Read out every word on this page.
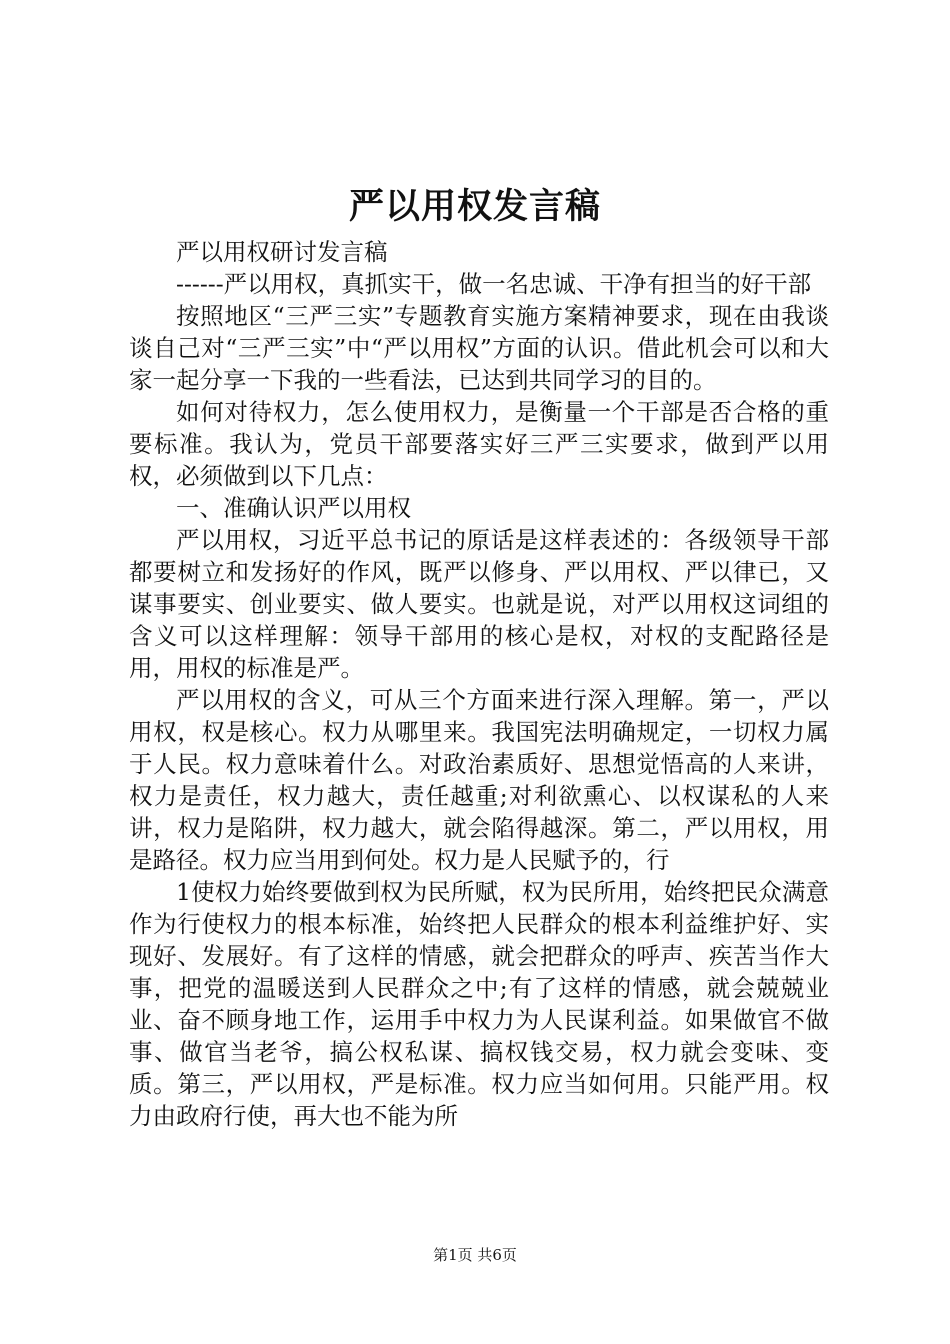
严以用权发言稿

严以用权研讨发言稿

------严以用权，真抓实干，做一名忠诚、干净有担当的好干部

按照地区“三严三实”专题教育实施方案精神要求，现在由我谈谈自己对“三严三实”中“严以用权”方面的认识。借此机会可以和大家一起分享一下我的一些看法，已达到共同学习的目的。

如何对待权力，怎么使用权力，是衡量一个干部是否合格的重要标准。我认为，党员干部要落实好三严三实要求，做到严以用权，必须做到以下几点：

一、准确认识严以用权

严以用权，习近平总书记的原话是这样表述的：各级领导干部都要树立和发扬好的作风，既严以修身、严以用权、严以律已，又谋事要实、创业要实、做人要实。也就是说，对严以用权这词组的含义可以这样理解：领导干部用的核心是权，对权的支配路径是用，用权的标准是严。

严以用权的含义，可从三个方面来进行深入理解。第一，严以用权，权是核心。权力从哪里来。我国宪法明确规定，一切权力属于人民。权力意味着什么。对政治素质好、思想觉悟高的人来讲，权力是责任，权力越大，责任越重;对利欲熏心、以权谋私的人来讲，权力是陷阱，权力越大，就会陷得越深。第二，严以用权，用是路径。权力应当用到何处。权力是人民赋予的，行

1使权力始终要做到权为民所赋，权为民所用，始终把民众满意作为行使权力的根本标准，始终把人民群众的根本利益维护好、实现好、发展好。有了这样的情感，就会把群众的呼声、疾苦当作大事，把党的温暖送到人民群众之中;有了这样的情感，就会兢兢业业、奋不顾身地工作，运用手中权力为人民谋利益。如果做官不做事、做官当老爷，搞公权私谋、搞权钱交易，权力就会变味、变质。第三，严以用权，严是标准。权力应当如何用。只能严用。权力由政府行使，再大也不能为所

第1页 共6页
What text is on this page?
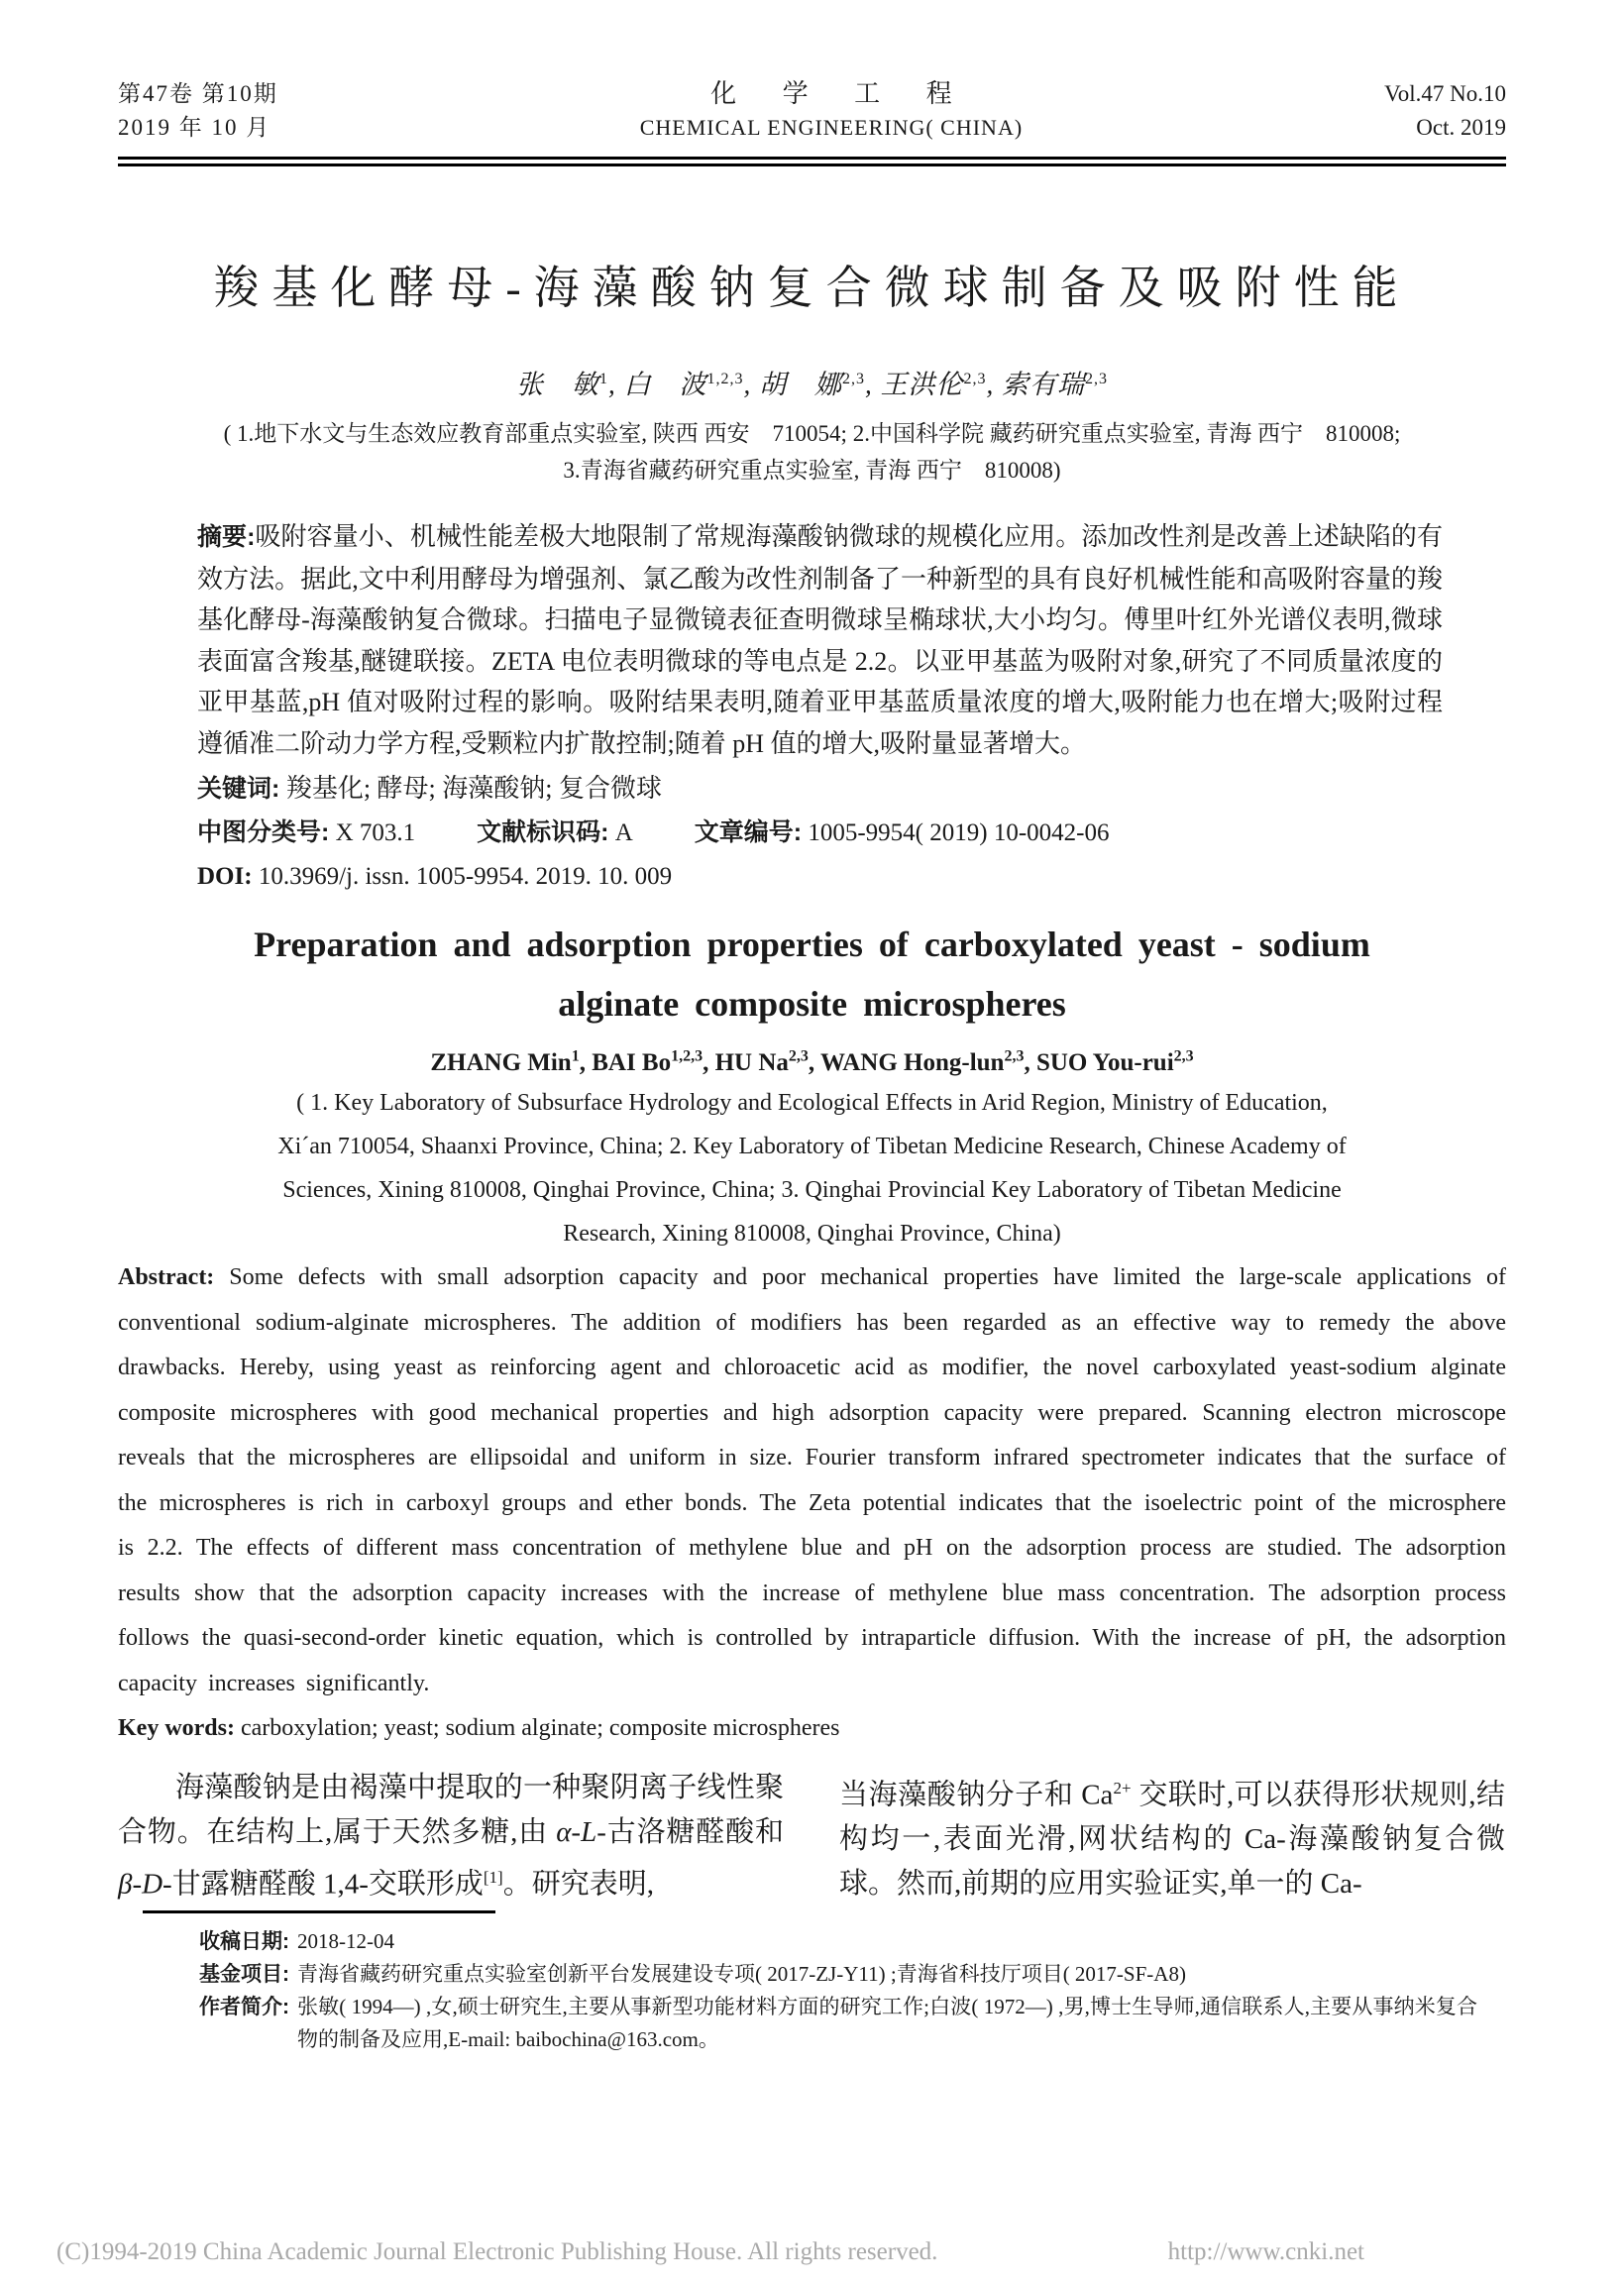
第47卷 第10期
2019 年 10 月
化 学 工 程
CHEMICAL ENGINEERING( CHINA)
Vol.47 No.10
Oct. 2019
羧基化酵母-海藻酸钠复合微球制备及吸附性能
张　敏$^1$, 白　波$^{1,2,3}$, 胡　娜$^{2,3}$, 王洪伦$^{2,3}$, 索有瑞$^{2,3}$
( 1.地下水文与生态效应教育部重点实验室, 陕西 西安　710054; 2.中国科学院 藏药研究重点实验室, 青海 西宁　810008;
3.青海省藏药研究重点实验室, 青海 西宁　810008)

摘要:吸附容量小、机械性能差极大地限制了常规海藻酸钠微球的规模化应用。添加改性剂是改善上述缺陷的有效方法。据此,文中利用酵母为增强剂、氯乙酸为改性剂制备了一种新型的具有良好机械性能和高吸附容量的羧基化酵母-海藻酸钠复合微球。扫描电子显微镜表征查明微球呈椭球状,大小均匀。傅里叶红外光谱仪表明,微球表面富含羧基,醚键联接。ZETA 电位表明微球的等电点是 2.2。以亚甲基蓝为吸附对象,研究了不同质量浓度的亚甲基蓝,pH 值对吸附过程的影响。吸附结果表明,随着亚甲基蓝质量浓度的增大,吸附能力也在增大;吸附过程遵循准二阶动力学方程,受颗粒内扩散控制;随着 pH 值的增大,吸附量显著增大。

关键词: 羧基化; 酵母; 海藻酸钠; 复合微球
中图分类号: X 703.1 文献标识码: A 文章编号: 1005-9954( 2019) 10-0042-06
DOI: 10.3969/j. issn. 1005-9954. 2019. 10. 009
Preparation and adsorption properties of carboxylated yeast - sodium
alginate composite microspheres
ZHANG Min$^1$, BAI Bo$^{1,2,3}$, HU Na$^{2,3}$, WANG Hong-lun$^{2,3}$, SUO You-rui$^{2,3}$
( 1. Key Laboratory of Subsurface Hydrology and Ecological Effects in Arid Region, Ministry of Education,
Xi´an 710054, Shaanxi Province, China; 2. Key Laboratory of Tibetan Medicine Research, Chinese Academy of
Sciences, Xining 810008, Qinghai Province, China; 3. Qinghai Provincial Key Laboratory of Tibetan Medicine
Research, Xining 810008, Qinghai Province, China)

Abstract: Some defects with small adsorption capacity and poor mechanical properties have limited the large-scale applications of conventional sodium-alginate microspheres. The addition of modifiers has been regarded as an effective way to remedy the above drawbacks. Hereby, using yeast as reinforcing agent and chloroacetic acid as modifier, the novel carboxylated yeast-sodium alginate composite microspheres with good mechanical properties and high adsorption capacity were prepared. Scanning electron microscope reveals that the microspheres are ellipsoidal and uniform in size. Fourier transform infrared spectrometer indicates that the surface of the microspheres is rich in carboxyl groups and ether bonds. The Zeta potential indicates that the isoelectric point of the microsphere is 2.2. The effects of different mass concentration of methylene blue and pH on the adsorption process are studied. The adsorption results show that the adsorption capacity increases with the increase of methylene blue mass concentration. The adsorption process follows the quasi-second-order kinetic equation, which is controlled by intraparticle diffusion. With the increase of pH, the adsorption capacity increases significantly.

Key words: carboxylation; yeast; sodium alginate; composite microspheres

海藻酸钠是由褐藻中提取的一种聚阴离子线性聚合物。在结构上,属于天然多糖,由 α-L-古洛糖醛酸和 β-D-甘露糖醛酸 1,4-交联形成[1]。研究表明,

当海藻酸钠分子和 $Ca^{2+}$ 交联时,可以获得形状规则,结构均一,表面光滑,网状结构的 Ca-海藻酸钠复合微球。然而,前期的应用实验证实,单一的 Ca-

收稿日期: 2018-12-04
基金项目: 青海省藏药研究重点实验室创新平台发展建设专项( 2017-ZJ-Y11) ;青海省科技厅项目( 2017-SF-A8)
作者简介: 张敏( 1994—) ,女,硕士研究生,主要从事新型功能材料方面的研究工作;白波( 1972—) ,男,博士生导师,通信联系人,主要从事纳米复合物的制备及应用,E-mail: baibochina@163.com。
(C)1994-2019 China Academic Journal Electronic Publishing House. All rights reserved.	http://www.cnki.net
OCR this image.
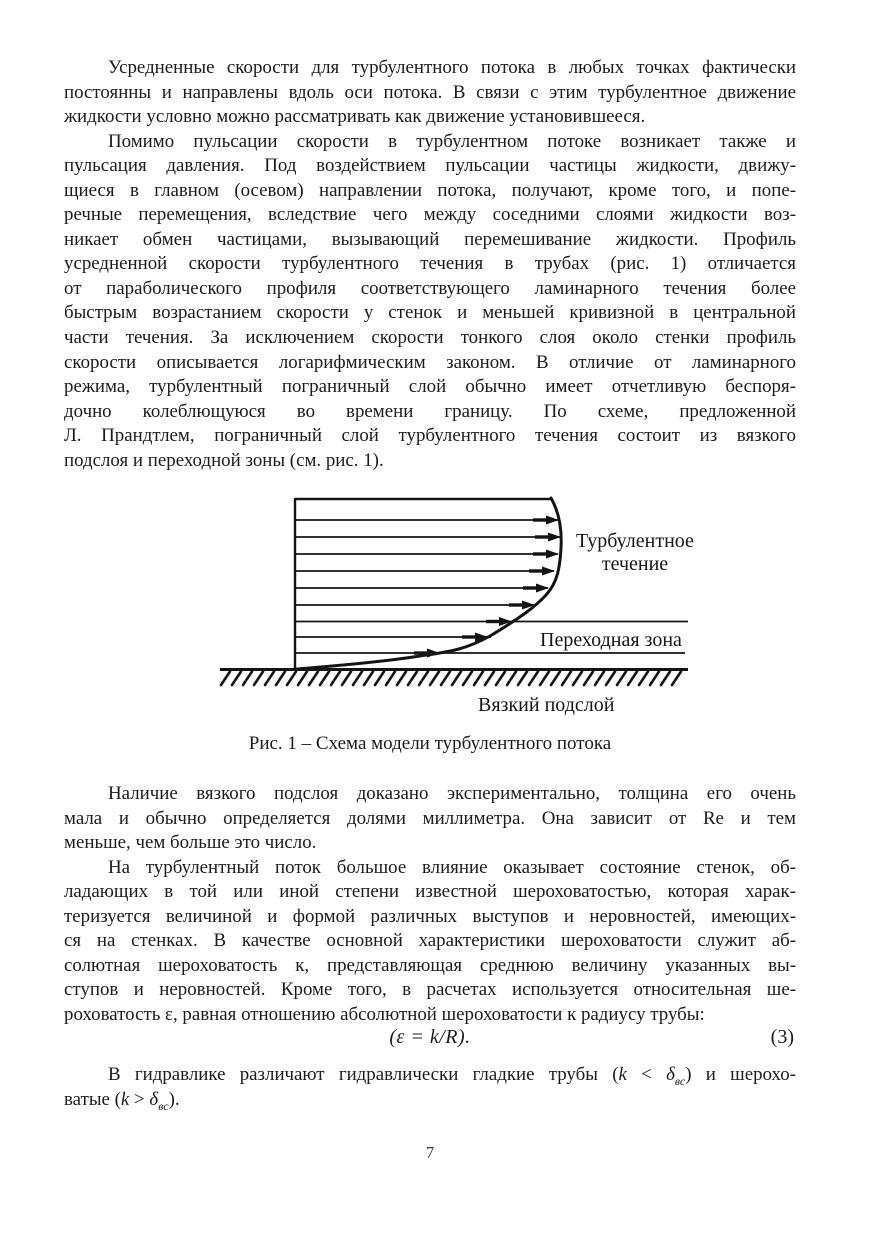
Усредненные скорости для турбулентного потока в любых точках фактически
постоянны и направлены вдоль оси потока. В связи с этим турбулентное движение
жидкости условно можно рассматривать как движение установившееся.
Помимо пульсации скорости в турбулентном потоке возникает также и
пульсация давления. Под воздействием пульсации частицы жидкости, движу-
щиеся в главном (осевом) направлении потока, получают, кроме того, и попе-
речные перемещения, вследствие чего между соседними слоями жидкости воз-
никает обмен частицами, вызывающий перемешивание жидкости. Профиль
усредненной скорости турбулентного течения в трубах (рис. 1) отличается
от параболического профиля соответствующего ламинарного течения более
быстрым возрастанием скорости у стенок и меньшей кривизной в центральной
части течения. За исключением скорости тонкого слоя около стенки профиль
скорости описывается логарифмическим законом. В отличие от ламинарного
режима, турбулентный пограничный слой обычно имеет отчетливую беспоря-
дочно колеблющуюся во времени границу. По схеме, предложенной
Л. Прандтлем, пограничный слой турбулентного течения состоит из вязкого
подслоя и переходной зоны (см. рис. 1).
Турбулентное
течение
Переходная зона
Вязкий подслой
Рис. 1 – Схема модели турбулентного потока
Наличие вязкого подслоя доказано экспериментально, толщина его очень
мала и обычно определяется долями миллиметра. Она зависит от Re и тем
меньше, чем больше это число.
На турбулентный поток большое влияние оказывает состояние стенок, об-
ладающих в той или иной степени известной шероховатостью, которая харак-
теризуется величиной и формой различных выступов и неровностей, имеющих-
ся на стенках. В качестве основной характеристики шероховатости служит аб-
солютная шероховатость к, представляющая среднюю величину указанных вы-
ступов и неровностей. Кроме того, в расчетах используется относительная ше-
роховатость ε, равная отношению абсолютной шероховатости к радиусу трубы:
(ε = k/R).	(3)
В гидравлике различают гидравлически гладкие трубы $(k < \delta_{вс})$ и шерохо-
ватые $(k > \delta_{вс})$.
7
+ + + + + + +
◆ Your goal:
Where a line of the material above holds the string "вязкого", copy that line.

◆ Expected answer:
Л. Прандтлем, пограничный слой турбулентного течения состоит из вязкого
Наличие вязкого подслоя доказано экспериментально, толщина его очень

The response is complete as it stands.